Will you transcribe the entries that follow, exactly and in full?

★ ★ ★ ★

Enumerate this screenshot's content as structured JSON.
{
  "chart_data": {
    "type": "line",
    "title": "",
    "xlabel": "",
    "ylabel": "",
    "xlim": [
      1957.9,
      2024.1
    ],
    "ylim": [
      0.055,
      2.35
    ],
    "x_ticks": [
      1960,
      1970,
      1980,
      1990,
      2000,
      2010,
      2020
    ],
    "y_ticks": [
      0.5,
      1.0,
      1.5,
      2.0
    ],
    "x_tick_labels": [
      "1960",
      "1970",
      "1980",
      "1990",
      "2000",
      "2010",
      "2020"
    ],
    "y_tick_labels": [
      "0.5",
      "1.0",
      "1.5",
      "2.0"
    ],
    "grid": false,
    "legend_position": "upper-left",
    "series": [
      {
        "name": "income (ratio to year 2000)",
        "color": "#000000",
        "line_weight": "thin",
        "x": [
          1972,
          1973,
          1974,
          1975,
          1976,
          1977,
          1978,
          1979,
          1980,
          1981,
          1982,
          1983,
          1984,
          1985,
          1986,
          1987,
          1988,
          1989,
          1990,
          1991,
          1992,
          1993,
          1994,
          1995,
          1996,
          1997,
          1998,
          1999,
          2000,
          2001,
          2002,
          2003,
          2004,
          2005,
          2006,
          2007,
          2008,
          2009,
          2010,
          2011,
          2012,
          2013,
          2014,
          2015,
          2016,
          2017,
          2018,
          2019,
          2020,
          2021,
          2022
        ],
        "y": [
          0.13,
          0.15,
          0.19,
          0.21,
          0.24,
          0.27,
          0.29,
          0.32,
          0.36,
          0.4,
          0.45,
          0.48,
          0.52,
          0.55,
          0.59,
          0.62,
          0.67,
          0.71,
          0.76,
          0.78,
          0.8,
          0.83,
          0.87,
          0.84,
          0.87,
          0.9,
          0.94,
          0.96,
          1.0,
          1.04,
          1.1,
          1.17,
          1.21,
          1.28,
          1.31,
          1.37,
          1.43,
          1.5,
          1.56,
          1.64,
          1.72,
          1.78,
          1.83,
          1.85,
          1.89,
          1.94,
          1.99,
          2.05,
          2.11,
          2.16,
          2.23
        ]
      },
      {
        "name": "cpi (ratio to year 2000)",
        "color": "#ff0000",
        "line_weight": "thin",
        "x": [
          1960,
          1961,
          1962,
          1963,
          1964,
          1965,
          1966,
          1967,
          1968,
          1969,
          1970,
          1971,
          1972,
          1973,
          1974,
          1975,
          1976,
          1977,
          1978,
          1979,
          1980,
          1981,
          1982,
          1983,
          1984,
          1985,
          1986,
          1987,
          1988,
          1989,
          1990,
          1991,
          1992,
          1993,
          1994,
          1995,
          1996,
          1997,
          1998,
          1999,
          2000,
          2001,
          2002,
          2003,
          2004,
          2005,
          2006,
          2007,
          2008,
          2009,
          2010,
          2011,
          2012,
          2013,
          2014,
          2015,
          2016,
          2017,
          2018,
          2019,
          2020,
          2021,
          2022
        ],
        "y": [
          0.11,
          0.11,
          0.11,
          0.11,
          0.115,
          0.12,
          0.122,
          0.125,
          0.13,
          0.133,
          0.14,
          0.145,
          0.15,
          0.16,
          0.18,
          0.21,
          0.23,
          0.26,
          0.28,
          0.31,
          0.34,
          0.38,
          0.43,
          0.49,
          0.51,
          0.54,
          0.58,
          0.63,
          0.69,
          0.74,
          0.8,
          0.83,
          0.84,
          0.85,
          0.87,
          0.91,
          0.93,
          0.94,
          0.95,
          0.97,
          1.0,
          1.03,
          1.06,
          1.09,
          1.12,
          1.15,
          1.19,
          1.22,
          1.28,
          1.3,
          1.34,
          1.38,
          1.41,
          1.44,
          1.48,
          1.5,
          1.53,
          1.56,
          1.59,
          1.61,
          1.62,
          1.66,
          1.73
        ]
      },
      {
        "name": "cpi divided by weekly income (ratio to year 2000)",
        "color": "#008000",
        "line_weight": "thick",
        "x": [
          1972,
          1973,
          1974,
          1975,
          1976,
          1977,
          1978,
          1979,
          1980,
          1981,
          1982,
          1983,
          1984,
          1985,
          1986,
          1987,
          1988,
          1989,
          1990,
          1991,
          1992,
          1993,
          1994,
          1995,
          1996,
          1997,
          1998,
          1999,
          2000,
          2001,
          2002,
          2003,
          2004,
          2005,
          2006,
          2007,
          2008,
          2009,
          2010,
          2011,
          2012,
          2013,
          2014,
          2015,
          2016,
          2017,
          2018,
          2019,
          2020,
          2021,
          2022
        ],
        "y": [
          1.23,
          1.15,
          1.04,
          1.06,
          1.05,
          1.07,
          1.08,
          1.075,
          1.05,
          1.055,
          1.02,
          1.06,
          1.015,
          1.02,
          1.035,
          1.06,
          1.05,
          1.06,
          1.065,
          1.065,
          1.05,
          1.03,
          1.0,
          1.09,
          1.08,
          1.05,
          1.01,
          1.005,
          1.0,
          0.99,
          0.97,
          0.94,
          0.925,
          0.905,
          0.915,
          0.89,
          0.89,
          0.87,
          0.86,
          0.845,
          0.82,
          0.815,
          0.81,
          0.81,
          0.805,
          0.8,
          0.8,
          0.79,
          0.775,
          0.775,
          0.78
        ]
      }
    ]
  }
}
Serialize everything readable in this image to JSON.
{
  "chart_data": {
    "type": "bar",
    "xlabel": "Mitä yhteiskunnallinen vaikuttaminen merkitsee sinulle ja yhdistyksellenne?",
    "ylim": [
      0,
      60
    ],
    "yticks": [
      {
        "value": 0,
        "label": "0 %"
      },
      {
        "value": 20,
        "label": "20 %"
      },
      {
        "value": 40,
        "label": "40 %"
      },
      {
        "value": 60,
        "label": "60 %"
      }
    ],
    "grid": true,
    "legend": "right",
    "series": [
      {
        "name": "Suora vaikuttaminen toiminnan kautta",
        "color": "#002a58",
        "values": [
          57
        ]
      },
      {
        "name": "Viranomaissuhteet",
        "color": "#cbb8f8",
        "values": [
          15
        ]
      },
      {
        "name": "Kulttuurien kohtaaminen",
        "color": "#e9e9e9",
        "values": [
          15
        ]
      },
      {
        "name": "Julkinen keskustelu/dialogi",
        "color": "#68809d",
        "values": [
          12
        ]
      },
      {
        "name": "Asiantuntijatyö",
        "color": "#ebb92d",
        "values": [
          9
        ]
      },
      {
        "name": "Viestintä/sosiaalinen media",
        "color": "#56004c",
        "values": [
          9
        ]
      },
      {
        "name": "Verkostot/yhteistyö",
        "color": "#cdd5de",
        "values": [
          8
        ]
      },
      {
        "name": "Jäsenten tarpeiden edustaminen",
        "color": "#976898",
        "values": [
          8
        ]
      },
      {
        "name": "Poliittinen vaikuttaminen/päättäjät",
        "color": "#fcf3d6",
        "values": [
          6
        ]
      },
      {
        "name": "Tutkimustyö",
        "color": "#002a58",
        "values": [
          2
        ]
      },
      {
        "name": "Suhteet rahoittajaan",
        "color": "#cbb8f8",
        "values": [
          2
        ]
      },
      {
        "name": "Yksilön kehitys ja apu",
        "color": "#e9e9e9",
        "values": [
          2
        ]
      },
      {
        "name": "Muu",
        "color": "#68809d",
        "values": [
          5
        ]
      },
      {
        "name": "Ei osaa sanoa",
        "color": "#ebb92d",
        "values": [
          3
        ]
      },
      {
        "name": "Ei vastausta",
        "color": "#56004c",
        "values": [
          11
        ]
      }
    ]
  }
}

★ ★ ★ ★

COMPLETED TASK:
Enumerate this screenshot's content as structured JSON.
{
  "chart_data": {
    "type": "line",
    "title": "",
    "xlabel": "",
    "ylabel": "",
    "xlim": [
      1957.9,
      2024.1
    ],
    "ylim": [
      0.055,
      2.35
    ],
    "x_ticks": [
      1960,
      1970,
      1980,
      1990,
      2000,
      2010,
      2020
    ],
    "y_ticks": [
      0.5,
      1.0,
      1.5,
      2.0
    ],
    "x_tick_labels": [
      "1960",
      "1970",
      "1980",
      "1990",
      "2000",
      "2010",
      "2020"
    ],
    "y_tick_labels": [
      "0.5",
      "1.0",
      "1.5",
      "2.0"
    ],
    "grid": false,
    "legend_position": "upper-left",
    "series": [
      {
        "name": "income (ratio to year 2000)",
        "color": "#000000",
        "line_weight": "thin",
        "x": [
          1972,
          1973,
          1974,
          1975,
          1976,
          1977,
          1978,
          1979,
          1980,
          1981,
          1982,
          1983,
          1984,
          1985,
          1986,
          1987,
          1988,
          1989,
          1990,
          1991,
          1992,
          1993,
          1994,
          1995,
          1996,
          1997,
          1998,
          1999,
          2000,
          2001,
          2002,
          2003,
          2004,
          2005,
          2006,
          2007,
          2008,
          2009,
          2010,
          2011,
          2012,
          2013,
          2014,
          2015,
          2016,
          2017,
          2018,
          2019,
          2020,
          2021,
          2022
        ],
        "y": [
          0.13,
          0.15,
          0.19,
          0.21,
          0.24,
          0.27,
          0.29,
          0.32,
          0.36,
          0.4,
          0.45,
          0.48,
          0.52,
          0.55,
          0.59,
          0.62,
          0.67,
          0.71,
          0.76,
          0.78,
          0.8,
          0.83,
          0.87,
          0.84,
          0.87,
          0.9,
          0.94,
          0.96,
          1.0,
          1.04,
          1.1,
          1.17,
          1.21,
          1.28,
          1.31,
          1.37,
          1.43,
          1.5,
          1.56,
          1.64,
          1.72,
          1.78,
          1.83,
          1.85,
          1.89,
          1.94,
          1.99,
          2.05,
          2.11,
          2.16,
          2.23
        ]
      },
      {
        "name": "cpi (ratio to year 2000)",
        "color": "#ff0000",
        "line_weight": "thin",
        "x": [
          1960,
          1961,
          1962,
          1963,
          1964,
          1965,
          1966,
          1967,
          1968,
          1969,
          1970,
          1971,
          1972,
          1973,
          1974,
          1975,
          1976,
          1977,
          1978,
          1979,
          1980,
          1981,
          1982,
          1983,
          1984,
          1985,
          1986,
          1987,
          1988,
          1989,
          1990,
          1991,
          1992,
          1993,
          1994,
          1995,
          1996,
          1997,
          1998,
          1999,
          2000,
          2001,
          2002,
          2003,
          2004,
          2005,
          2006,
          2007,
          2008,
          2009,
          2010,
          2011,
          2012,
          2013,
          2014,
          2015,
          2016,
          2017,
          2018,
          2019,
          2020,
          2021,
          2022
        ],
        "y": [
          0.11,
          0.11,
          0.11,
          0.11,
          0.115,
          0.12,
          0.122,
          0.125,
          0.13,
          0.133,
          0.14,
          0.145,
          0.15,
          0.16,
          0.18,
          0.21,
          0.23,
          0.26,
          0.28,
          0.31,
          0.34,
          0.38,
          0.43,
          0.49,
          0.51,
          0.54,
          0.58,
          0.63,
          0.69,
          0.74,
          0.8,
          0.83,
          0.84,
          0.85,
          0.87,
          0.91,
          0.93,
          0.94,
          0.95,
          0.97,
          1.0,
          1.03,
          1.06,
          1.09,
          1.12,
          1.15,
          1.19,
          1.22,
          1.28,
          1.3,
          1.34,
          1.38,
          1.41,
          1.44,
          1.48,
          1.5,
          1.53,
          1.56,
          1.59,
          1.61,
          1.62,
          1.66,
          1.73
        ]
      },
      {
        "name": "cpi divided by weekly income (ratio to year 2000)",
        "color": "#008000",
        "line_weight": "thick",
        "x": [
          1972,
          1973,
          1974,
          1975,
          1976,
          1977,
          1978,
          1979,
          1980,
          1981,
          1982,
          1983,
          1984,
          1985,
          1986,
          1987,
          1988,
          1989,
          1990,
          1991,
          1992,
          1993,
          1994,
          1995,
          1996,
          1997,
          1998,
          1999,
          2000,
          2001,
          2002,
          2003,
          2004,
          2005,
          2006,
          2007,
          2008,
          2009,
          2010,
          2011,
          2012,
          2013,
          2014,
          2015,
          2016,
          2017,
          2018,
          2019,
          2020,
          2021,
          2022
        ],
        "y": [
          1.23,
          1.15,
          1.04,
          1.06,
          1.05,
          1.07,
          1.08,
          1.075,
          1.05,
          1.055,
          1.02,
          1.06,
          1.015,
          1.02,
          1.035,
          1.06,
          1.05,
          1.06,
          1.065,
          1.065,
          1.05,
          1.03,
          1.0,
          1.09,
          1.08,
          1.05,
          1.01,
          1.005,
          1.0,
          0.99,
          0.97,
          0.94,
          0.925,
          0.905,
          0.915,
          0.89,
          0.89,
          0.87,
          0.86,
          0.845,
          0.82,
          0.815,
          0.81,
          0.81,
          0.805,
          0.8,
          0.8,
          0.79,
          0.775,
          0.775,
          0.78
        ]
      }
    ]
  }
}
Serialize everything readable in this image to JSON.
{
  "chart_data": {
    "type": "bar",
    "xlabel": "Mitä yhteiskunnallinen vaikuttaminen merkitsee sinulle ja yhdistyksellenne?",
    "ylim": [
      0,
      60
    ],
    "yticks": [
      {
        "value": 0,
        "label": "0 %"
      },
      {
        "value": 20,
        "label": "20 %"
      },
      {
        "value": 40,
        "label": "40 %"
      },
      {
        "value": 60,
        "label": "60 %"
      }
    ],
    "grid": true,
    "legend": "right",
    "series": [
      {
        "name": "Suora vaikuttaminen toiminnan kautta",
        "color": "#002a58",
        "values": [
          57
        ]
      },
      {
        "name": "Viranomaissuhteet",
        "color": "#cbb8f8",
        "values": [
          15
        ]
      },
      {
        "name": "Kulttuurien kohtaaminen",
        "color": "#e9e9e9",
        "values": [
          15
        ]
      },
      {
        "name": "Julkinen keskustelu/dialogi",
        "color": "#68809d",
        "values": [
          12
        ]
      },
      {
        "name": "Asiantuntijatyö",
        "color": "#ebb92d",
        "values": [
          9
        ]
      },
      {
        "name": "Viestintä/sosiaalinen media",
        "color": "#56004c",
        "values": [
          9
        ]
      },
      {
        "name": "Verkostot/yhteistyö",
        "color": "#cdd5de",
        "values": [
          8
        ]
      },
      {
        "name": "Jäsenten tarpeiden edustaminen",
        "color": "#976898",
        "values": [
          8
        ]
      },
      {
        "name": "Poliittinen vaikuttaminen/päättäjät",
        "color": "#fcf3d6",
        "values": [
          6
        ]
      },
      {
        "name": "Tutkimustyö",
        "color": "#002a58",
        "values": [
          2
        ]
      },
      {
        "name": "Suhteet rahoittajaan",
        "color": "#cbb8f8",
        "values": [
          2
        ]
      },
      {
        "name": "Yksilön kehitys ja apu",
        "color": "#e9e9e9",
        "values": [
          2
        ]
      },
      {
        "name": "Muu",
        "color": "#68809d",
        "values": [
          5
        ]
      },
      {
        "name": "Ei osaa sanoa",
        "color": "#ebb92d",
        "values": [
          3
        ]
      },
      {
        "name": "Ei vastausta",
        "color": "#56004c",
        "values": [
          11
        ]
      }
    ]
  }
}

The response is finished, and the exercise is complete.